TASK REQUIREMENTS
Repeat, exactly and completely, the entries shown underneath.

RECORDS SUPPLIED

● ● ● ● ●

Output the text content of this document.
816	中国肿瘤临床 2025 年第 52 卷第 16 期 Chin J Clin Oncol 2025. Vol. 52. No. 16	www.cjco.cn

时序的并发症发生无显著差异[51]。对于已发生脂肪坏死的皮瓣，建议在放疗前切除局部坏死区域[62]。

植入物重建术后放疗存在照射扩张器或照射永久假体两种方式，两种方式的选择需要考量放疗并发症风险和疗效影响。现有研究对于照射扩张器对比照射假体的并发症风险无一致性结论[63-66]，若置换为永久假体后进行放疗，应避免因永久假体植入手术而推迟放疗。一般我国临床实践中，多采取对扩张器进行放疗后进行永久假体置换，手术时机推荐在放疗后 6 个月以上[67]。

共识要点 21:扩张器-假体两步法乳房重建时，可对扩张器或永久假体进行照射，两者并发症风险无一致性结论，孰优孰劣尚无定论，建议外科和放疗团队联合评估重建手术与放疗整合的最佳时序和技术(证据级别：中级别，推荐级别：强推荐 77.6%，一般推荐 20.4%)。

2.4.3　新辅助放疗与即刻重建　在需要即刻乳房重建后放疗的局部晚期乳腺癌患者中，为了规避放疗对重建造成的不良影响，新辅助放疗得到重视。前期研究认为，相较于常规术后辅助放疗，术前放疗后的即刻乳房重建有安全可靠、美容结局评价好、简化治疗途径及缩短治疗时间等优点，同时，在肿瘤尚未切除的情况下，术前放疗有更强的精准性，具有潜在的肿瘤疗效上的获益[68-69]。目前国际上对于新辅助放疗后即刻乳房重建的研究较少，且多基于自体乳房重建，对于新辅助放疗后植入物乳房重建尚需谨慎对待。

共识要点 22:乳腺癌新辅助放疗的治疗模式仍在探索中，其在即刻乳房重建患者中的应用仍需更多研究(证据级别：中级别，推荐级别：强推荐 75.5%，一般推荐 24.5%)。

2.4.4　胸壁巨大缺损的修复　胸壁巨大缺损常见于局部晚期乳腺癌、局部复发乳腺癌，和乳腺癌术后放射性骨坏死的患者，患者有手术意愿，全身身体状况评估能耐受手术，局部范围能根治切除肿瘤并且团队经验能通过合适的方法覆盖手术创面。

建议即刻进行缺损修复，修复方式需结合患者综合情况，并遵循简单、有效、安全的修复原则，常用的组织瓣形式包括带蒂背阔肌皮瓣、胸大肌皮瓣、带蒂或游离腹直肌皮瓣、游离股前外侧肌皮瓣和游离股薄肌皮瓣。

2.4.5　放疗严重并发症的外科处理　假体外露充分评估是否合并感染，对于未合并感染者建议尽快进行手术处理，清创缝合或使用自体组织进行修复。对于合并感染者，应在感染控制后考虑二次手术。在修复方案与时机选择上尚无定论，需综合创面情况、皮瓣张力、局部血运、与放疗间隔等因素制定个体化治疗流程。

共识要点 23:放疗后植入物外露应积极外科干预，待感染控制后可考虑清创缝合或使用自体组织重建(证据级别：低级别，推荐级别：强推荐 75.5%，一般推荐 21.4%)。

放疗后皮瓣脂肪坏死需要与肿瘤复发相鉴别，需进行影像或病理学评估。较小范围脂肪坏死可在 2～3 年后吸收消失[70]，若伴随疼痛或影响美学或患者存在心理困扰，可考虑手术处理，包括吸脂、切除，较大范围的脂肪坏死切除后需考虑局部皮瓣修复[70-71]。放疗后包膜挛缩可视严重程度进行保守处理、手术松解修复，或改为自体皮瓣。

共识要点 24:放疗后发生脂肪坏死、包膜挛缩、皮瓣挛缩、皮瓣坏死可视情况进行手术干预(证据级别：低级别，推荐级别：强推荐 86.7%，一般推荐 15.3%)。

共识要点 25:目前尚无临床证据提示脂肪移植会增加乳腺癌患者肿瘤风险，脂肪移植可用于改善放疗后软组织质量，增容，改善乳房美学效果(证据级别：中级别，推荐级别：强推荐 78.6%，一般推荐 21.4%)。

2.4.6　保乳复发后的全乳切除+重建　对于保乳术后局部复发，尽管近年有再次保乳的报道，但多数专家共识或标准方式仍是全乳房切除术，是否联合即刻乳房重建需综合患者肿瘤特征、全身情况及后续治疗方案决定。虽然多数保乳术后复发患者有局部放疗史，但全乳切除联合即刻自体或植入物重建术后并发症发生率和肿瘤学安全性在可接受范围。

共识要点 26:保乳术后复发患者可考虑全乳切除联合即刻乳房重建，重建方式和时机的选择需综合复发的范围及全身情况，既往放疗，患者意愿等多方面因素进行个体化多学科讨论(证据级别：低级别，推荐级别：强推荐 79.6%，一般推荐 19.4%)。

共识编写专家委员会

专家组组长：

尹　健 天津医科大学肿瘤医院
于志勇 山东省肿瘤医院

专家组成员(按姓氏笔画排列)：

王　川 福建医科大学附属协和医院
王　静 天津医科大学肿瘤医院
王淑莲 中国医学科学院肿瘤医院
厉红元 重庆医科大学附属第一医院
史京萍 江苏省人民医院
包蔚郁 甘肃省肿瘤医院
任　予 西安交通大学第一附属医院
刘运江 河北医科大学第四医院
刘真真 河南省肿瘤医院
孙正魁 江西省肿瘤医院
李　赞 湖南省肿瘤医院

● ● ● ● ●

CORRECT ANSWER
Output the text content of this document.
816	中国肿瘤临床 2025 年第 52 卷第 16 期 Chin J Clin Oncol 2025. Vol. 52. No. 16	www.cjco.cn

时序的并发症发生无显著差异[51]。对于已发生脂肪坏死的皮瓣，建议在放疗前切除局部坏死区域[62]。

植入物重建术后放疗存在照射扩张器或照射永久假体两种方式，两种方式的选择需要考量放疗并发症风险和疗效影响。现有研究对于照射扩张器对比照射假体的并发症风险无一致性结论[63-66]，若置换为永久假体后进行放疗，应避免因永久假体植入手术而推迟放疗。一般我国临床实践中，多采取对扩张器进行放疗后进行永久假体置换，手术时机推荐在放疗后 6 个月以上[67]。

共识要点 21:扩张器-假体两步法乳房重建时，可对扩张器或永久假体进行照射，两者并发症风险无一致性结论，孰优孰劣尚无定论，建议外科和放疗团队联合评估重建手术与放疗整合的最佳时序和技术(证据级别：中级别，推荐级别：强推荐 77.6%，一般推荐 20.4%)。

2.4.3　新辅助放疗与即刻重建　在需要即刻乳房重建后放疗的局部晚期乳腺癌患者中，为了规避放疗对重建造成的不良影响，新辅助放疗得到重视。前期研究认为，相较于常规术后辅助放疗，术前放疗后的即刻乳房重建有安全可靠、美容结局评价好、简化治疗途径及缩短治疗时间等优点，同时，在肿瘤尚未切除的情况下，术前放疗有更强的精准性，具有潜在的肿瘤疗效上的获益[68-69]。目前国际上对于新辅助放疗后即刻乳房重建的研究较少，且多基于自体乳房重建，对于新辅助放疗后植入物乳房重建尚需谨慎对待。

共识要点 22:乳腺癌新辅助放疗的治疗模式仍在探索中，其在即刻乳房重建患者中的应用仍需更多研究(证据级别：中级别，推荐级别：强推荐 75.5%，一般推荐 24.5%)。

2.4.4　胸壁巨大缺损的修复　胸壁巨大缺损常见于局部晚期乳腺癌、局部复发乳腺癌，和乳腺癌术后放射性骨坏死的患者，患者有手术意愿，全身身体状况评估能耐受手术，局部范围能根治切除肿瘤并且团队经验能通过合适的方法覆盖手术创面。

建议即刻进行缺损修复，修复方式需结合患者综合情况，并遵循简单、有效、安全的修复原则，常用的组织瓣形式包括带蒂背阔肌皮瓣、胸大肌皮瓣、带蒂或游离腹直肌皮瓣、游离股前外侧肌皮瓣和游离股薄肌皮瓣。

2.4.5　放疗严重并发症的外科处理　假体外露充分评估是否合并感染，对于未合并感染者建议尽快进行手术处理，清创缝合或使用自体组织进行修复。对于合并感染者，应在感染控制后考虑二次手术。在修复方案与时机选择上尚无定论，需综合创面情况、皮瓣张力、局部血运、与放疗间隔等因素制定个体化治疗流程。

共识要点 23:放疗后植入物外露应积极外科干预，待感染控制后可考虑清创缝合或使用自体组织重建(证据级别：低级别，推荐级别：强推荐 75.5%，一般推荐 21.4%)。

放疗后皮瓣脂肪坏死需要与肿瘤复发相鉴别，需进行影像或病理学评估。较小范围脂肪坏死可在 2～3 年后吸收消失[70]，若伴随疼痛或影响美学或患者存在心理困扰，可考虑手术处理，包括吸脂、切除，较大范围的脂肪坏死切除后需考虑局部皮瓣修复[70-71]。放疗后包膜挛缩可视严重程度进行保守处理、手术松解修复，或改为自体皮瓣。

共识要点 24:放疗后发生脂肪坏死、包膜挛缩、皮瓣挛缩、皮瓣坏死可视情况进行手术干预(证据级别：低级别，推荐级别：强推荐 86.7%，一般推荐 15.3%)。

共识要点 25:目前尚无临床证据提示脂肪移植会增加乳腺癌患者肿瘤风险，脂肪移植可用于改善放疗后软组织质量，增容，改善乳房美学效果(证据级别：中级别，推荐级别：强推荐 78.6%，一般推荐 21.4%)。

2.4.6　保乳复发后的全乳切除+重建　对于保乳术后局部复发，尽管近年有再次保乳的报道，但多数专家共识或标准方式仍是全乳房切除术，是否联合即刻乳房重建需综合患者肿瘤特征、全身情况及后续治疗方案决定。虽然多数保乳术后复发患者有局部放疗史，但全乳切除联合即刻自体或植入物重建术后并发症发生率和肿瘤学安全性在可接受范围。

共识要点 26:保乳术后复发患者可考虑全乳切除联合即刻乳房重建，重建方式和时机的选择需综合复发的范围及全身情况，既往放疗，患者意愿等多方面因素进行个体化多学科讨论(证据级别：低级别，推荐级别：强推荐 79.6%，一般推荐 19.4%)。

共识编写专家委员会

专家组组长：

尹　健 天津医科大学肿瘤医院
于志勇 山东省肿瘤医院

专家组成员(按姓氏笔画排列)：

王　川 福建医科大学附属协和医院
王　静 天津医科大学肿瘤医院
王淑莲 中国医学科学院肿瘤医院
厉红元 重庆医科大学附属第一医院
史京萍 江苏省人民医院
包蔚郁 甘肃省肿瘤医院
任　予 西安交通大学第一附属医院
刘运江 河北医科大学第四医院
刘真真 河南省肿瘤医院
孙正魁 江西省肿瘤医院
李　赞 湖南省肿瘤医院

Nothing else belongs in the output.